§ **INPUT RECORDS**:
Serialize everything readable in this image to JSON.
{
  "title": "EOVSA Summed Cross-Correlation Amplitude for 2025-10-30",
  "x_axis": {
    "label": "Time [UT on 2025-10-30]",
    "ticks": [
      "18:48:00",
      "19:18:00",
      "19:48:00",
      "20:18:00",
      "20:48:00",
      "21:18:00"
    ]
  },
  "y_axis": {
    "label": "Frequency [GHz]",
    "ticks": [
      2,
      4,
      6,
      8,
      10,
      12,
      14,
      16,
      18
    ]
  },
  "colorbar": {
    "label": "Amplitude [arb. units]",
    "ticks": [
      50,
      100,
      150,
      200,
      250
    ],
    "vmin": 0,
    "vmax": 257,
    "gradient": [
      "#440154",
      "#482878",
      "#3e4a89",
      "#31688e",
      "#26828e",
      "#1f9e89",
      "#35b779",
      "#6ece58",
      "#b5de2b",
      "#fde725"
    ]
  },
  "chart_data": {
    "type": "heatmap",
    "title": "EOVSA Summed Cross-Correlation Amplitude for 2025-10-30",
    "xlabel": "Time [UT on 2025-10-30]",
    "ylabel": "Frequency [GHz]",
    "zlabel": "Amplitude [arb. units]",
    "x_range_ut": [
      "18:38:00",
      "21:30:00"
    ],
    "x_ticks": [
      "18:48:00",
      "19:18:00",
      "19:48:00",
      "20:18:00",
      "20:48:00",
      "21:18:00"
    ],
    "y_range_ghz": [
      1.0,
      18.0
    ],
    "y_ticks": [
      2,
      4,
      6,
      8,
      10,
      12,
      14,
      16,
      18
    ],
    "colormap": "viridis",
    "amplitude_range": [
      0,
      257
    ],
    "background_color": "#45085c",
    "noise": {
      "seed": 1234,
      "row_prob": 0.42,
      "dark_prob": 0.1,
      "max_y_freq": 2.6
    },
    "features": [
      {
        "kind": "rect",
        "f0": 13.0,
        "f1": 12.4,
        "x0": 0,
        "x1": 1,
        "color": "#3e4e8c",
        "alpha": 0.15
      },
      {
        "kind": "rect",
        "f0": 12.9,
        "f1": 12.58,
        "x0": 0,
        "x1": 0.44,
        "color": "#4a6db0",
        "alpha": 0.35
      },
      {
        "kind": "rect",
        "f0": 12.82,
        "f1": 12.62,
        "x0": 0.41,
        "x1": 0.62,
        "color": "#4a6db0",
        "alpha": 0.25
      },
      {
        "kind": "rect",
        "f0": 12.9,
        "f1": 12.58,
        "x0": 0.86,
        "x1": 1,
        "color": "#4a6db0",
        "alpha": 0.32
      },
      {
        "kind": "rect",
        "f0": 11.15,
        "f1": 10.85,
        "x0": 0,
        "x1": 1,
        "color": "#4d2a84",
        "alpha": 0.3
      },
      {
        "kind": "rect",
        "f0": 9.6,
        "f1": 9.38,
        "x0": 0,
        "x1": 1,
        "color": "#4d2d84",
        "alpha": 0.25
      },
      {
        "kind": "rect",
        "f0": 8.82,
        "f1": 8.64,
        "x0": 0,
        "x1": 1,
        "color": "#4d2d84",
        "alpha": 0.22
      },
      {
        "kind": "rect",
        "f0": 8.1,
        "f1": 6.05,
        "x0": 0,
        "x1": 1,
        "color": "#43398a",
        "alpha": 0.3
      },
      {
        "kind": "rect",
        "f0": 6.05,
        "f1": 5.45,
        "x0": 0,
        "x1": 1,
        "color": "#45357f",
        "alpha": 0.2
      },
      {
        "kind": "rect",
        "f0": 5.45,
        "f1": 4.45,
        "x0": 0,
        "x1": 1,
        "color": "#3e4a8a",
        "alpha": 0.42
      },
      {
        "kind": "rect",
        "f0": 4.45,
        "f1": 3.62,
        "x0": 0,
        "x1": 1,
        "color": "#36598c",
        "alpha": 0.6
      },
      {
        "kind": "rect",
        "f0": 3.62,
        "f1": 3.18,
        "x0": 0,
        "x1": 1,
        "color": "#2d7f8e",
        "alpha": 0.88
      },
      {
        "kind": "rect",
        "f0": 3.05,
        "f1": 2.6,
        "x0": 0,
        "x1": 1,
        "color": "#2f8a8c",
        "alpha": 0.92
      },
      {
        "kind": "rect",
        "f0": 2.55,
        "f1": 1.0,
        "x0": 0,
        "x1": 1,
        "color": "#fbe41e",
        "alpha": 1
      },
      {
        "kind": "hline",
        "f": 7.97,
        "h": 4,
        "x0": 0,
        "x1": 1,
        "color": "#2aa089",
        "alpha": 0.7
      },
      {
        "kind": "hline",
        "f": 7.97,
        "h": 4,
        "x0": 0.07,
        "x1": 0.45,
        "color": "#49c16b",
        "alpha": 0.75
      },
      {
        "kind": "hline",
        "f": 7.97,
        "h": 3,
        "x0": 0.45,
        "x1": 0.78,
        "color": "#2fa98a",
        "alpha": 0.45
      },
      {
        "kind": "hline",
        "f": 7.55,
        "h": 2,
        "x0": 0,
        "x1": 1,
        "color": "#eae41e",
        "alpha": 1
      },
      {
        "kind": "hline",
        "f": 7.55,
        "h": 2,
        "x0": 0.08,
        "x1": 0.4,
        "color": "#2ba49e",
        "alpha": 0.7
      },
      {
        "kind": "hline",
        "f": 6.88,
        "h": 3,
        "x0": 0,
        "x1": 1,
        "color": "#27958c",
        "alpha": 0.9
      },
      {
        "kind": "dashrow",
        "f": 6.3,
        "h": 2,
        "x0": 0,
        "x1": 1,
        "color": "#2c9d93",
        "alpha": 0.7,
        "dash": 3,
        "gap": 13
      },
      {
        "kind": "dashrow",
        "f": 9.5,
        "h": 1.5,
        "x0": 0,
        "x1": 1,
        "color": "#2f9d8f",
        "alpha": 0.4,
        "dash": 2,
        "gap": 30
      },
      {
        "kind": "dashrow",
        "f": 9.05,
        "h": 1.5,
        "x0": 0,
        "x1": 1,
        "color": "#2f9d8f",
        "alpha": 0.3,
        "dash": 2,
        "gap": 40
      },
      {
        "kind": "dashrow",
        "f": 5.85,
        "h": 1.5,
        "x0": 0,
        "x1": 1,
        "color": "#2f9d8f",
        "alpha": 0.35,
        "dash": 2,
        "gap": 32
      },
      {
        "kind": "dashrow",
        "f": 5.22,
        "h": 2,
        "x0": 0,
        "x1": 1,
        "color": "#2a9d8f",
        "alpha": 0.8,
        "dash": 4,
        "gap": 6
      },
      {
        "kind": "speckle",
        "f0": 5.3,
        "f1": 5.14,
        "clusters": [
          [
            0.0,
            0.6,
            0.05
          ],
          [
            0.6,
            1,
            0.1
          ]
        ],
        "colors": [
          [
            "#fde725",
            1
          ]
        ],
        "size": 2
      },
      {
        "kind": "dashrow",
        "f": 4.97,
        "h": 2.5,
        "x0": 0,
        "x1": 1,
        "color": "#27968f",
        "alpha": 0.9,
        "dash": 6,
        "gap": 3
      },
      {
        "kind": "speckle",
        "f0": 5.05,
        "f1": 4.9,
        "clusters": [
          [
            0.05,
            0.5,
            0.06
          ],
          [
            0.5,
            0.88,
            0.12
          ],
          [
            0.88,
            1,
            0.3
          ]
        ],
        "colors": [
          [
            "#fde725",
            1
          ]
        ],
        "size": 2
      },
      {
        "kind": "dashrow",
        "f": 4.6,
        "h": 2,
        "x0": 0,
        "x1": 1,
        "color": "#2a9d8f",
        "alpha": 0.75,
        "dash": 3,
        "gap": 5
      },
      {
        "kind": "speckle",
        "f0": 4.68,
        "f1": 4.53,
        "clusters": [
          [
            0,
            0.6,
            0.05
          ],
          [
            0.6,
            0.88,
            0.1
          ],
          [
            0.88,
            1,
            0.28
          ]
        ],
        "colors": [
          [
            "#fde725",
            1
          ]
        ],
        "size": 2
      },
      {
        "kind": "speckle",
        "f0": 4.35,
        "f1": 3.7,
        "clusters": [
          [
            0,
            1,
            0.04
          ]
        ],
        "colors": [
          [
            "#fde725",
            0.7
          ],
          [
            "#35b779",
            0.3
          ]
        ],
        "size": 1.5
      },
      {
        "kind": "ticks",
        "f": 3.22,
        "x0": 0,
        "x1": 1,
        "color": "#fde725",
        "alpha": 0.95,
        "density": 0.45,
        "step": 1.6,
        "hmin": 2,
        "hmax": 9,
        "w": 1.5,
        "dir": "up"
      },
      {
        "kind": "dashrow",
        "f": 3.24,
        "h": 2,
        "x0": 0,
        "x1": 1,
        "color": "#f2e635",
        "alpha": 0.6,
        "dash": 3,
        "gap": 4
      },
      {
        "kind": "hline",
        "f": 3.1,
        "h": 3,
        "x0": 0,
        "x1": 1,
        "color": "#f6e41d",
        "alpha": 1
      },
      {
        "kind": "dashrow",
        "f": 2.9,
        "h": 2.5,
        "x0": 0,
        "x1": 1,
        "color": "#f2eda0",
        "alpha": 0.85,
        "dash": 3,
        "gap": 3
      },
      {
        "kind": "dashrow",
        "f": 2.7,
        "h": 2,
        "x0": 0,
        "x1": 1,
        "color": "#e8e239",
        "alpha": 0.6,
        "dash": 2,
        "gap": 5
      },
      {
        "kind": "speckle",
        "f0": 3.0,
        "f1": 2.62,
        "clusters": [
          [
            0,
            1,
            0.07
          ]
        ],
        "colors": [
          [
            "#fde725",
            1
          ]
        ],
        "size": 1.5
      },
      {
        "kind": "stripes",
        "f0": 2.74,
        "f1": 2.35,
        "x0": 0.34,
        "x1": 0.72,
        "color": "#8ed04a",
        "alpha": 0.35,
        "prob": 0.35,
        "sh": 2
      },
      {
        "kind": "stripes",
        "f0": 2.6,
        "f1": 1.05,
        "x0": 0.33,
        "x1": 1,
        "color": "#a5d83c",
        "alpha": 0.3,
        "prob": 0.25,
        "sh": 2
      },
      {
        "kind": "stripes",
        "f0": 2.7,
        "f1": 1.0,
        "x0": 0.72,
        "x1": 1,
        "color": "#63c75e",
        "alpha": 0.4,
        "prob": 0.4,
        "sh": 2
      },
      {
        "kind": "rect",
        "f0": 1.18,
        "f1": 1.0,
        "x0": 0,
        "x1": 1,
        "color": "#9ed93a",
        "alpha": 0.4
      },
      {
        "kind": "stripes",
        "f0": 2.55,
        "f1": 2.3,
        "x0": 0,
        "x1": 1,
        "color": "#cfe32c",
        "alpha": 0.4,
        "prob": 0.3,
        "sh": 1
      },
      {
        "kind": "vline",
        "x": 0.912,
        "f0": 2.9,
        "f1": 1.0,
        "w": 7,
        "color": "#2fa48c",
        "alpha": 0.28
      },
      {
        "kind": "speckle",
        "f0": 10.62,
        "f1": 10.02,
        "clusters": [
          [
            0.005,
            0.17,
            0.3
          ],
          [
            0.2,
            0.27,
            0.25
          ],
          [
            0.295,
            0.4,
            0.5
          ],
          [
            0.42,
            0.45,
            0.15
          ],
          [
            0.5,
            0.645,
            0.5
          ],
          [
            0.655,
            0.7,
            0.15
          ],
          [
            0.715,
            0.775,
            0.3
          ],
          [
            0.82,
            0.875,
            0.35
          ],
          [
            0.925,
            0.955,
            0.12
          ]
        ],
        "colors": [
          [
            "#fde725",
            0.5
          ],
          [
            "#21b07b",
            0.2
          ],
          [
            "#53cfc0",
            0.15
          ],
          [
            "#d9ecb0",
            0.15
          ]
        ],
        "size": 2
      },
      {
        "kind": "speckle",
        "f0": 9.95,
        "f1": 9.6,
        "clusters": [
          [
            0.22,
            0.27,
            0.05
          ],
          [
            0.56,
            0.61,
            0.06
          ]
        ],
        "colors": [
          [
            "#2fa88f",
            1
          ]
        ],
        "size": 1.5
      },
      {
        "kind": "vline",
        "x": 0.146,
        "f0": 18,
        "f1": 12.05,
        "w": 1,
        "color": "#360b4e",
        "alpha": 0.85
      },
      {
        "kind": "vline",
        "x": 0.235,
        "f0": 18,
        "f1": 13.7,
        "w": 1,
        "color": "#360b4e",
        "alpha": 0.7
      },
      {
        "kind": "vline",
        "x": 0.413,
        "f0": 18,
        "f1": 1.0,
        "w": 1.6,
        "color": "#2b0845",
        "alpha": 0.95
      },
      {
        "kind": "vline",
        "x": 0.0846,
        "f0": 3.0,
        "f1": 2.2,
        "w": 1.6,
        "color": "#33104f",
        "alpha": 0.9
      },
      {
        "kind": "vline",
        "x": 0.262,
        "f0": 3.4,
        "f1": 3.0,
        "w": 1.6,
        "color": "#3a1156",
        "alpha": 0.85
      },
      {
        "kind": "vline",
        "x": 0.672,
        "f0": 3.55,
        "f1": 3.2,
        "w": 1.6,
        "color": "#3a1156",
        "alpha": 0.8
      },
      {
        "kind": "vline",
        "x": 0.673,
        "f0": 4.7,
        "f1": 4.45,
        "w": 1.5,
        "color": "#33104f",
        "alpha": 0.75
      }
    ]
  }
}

§ **STATED TASK**:
Find the string "Time" in the listing and return every line that holds it.

§ **EXPECTED ANSWER**:
    "label": "Time [UT on 2025-10-30]",
    "xlabel": "Time [UT on 2025-10-30]",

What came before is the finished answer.